● EXERCISE DETAILS
Each line that follows is to be retyped exactly.
## Start LISTING
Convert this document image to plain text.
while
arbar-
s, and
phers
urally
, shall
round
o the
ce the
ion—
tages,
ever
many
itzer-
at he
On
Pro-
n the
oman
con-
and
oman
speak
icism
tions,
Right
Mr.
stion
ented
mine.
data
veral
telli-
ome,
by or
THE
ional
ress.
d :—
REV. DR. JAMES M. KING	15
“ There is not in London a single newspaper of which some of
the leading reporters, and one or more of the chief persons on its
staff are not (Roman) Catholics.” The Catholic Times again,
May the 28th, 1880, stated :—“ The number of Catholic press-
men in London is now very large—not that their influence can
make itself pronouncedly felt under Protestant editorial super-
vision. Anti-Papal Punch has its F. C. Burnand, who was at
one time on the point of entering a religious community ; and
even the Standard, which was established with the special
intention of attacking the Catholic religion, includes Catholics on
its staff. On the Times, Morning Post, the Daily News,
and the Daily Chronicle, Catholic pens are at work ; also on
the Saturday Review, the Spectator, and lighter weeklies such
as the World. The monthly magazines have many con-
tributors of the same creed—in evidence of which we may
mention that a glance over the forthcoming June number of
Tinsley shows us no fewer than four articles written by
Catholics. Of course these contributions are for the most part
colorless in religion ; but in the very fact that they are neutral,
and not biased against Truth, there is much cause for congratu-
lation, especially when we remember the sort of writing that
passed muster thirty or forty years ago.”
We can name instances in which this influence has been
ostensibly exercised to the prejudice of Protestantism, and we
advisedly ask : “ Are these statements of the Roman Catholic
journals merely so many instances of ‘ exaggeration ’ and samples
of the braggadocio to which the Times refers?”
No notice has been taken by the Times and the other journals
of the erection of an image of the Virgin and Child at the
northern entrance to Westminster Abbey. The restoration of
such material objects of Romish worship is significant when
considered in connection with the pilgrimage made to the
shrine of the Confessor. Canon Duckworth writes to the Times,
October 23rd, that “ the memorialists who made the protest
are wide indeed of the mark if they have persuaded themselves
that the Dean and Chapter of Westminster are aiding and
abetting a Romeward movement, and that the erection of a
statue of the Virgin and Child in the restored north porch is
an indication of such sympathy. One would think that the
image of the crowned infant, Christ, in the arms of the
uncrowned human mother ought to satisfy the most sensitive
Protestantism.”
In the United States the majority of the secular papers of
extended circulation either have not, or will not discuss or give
## End LISTING
● THE RESPONSE
Convert this document image to plain text.
while
arbar-
s, and
phers
urally
, shall
round
o the
ce the
ion—
tages,
ever
many
itzer-
at he
On
Pro-
n the
oman
con-
and
oman
speak
icism
tions,
Right
Mr.
stion
ented
mine.
data
veral
telli-
ome,
by or
THE
ional
ress.
d :—
REV. DR. JAMES M. KING	15
“ There is not in London a single newspaper of which some of
the leading reporters, and one or more of the chief persons on its
staff are not (Roman) Catholics.” The Catholic Times again,
May the 28th, 1880, stated :—“ The number of Catholic press-
men in London is now very large—not that their influence can
make itself pronouncedly felt under Protestant editorial super-
vision. Anti-Papal Punch has its F. C. Burnand, who was at
one time on the point of entering a religious community ; and
even the Standard, which was established with the special
intention of attacking the Catholic religion, includes Catholics on
its staff. On the Times, Morning Post, the Daily News,
and the Daily Chronicle, Catholic pens are at work ; also on
the Saturday Review, the Spectator, and lighter weeklies such
as the World. The monthly magazines have many con-
tributors of the same creed—in evidence of which we may
mention that a glance over the forthcoming June number of
Tinsley shows us no fewer than four articles written by
Catholics. Of course these contributions are for the most part
colorless in religion ; but in the very fact that they are neutral,
and not biased against Truth, there is much cause for congratu-
lation, especially when we remember the sort of writing that
passed muster thirty or forty years ago.”
We can name instances in which this influence has been
ostensibly exercised to the prejudice of Protestantism, and we
advisedly ask : “ Are these statements of the Roman Catholic
journals merely so many instances of ‘ exaggeration ’ and samples
of the braggadocio to which the Times refers?”
No notice has been taken by the Times and the other journals
of the erection of an image of the Virgin and Child at the
northern entrance to Westminster Abbey. The restoration of
such material objects of Romish worship is significant when
considered in connection with the pilgrimage made to the
shrine of the Confessor. Canon Duckworth writes to the Times,
October 23rd, that “ the memorialists who made the protest
are wide indeed of the mark if they have persuaded themselves
that the Dean and Chapter of Westminster are aiding and
abetting a Romeward movement, and that the erection of a
statue of the Virgin and Child in the restored north porch is
an indication of such sympathy. One would think that the
image of the crowned infant, Christ, in the arms of the
uncrowned human mother ought to satisfy the most sensitive
Protestantism.”
In the United States the majority of the secular papers of
extended circulation either have not, or will not discuss or give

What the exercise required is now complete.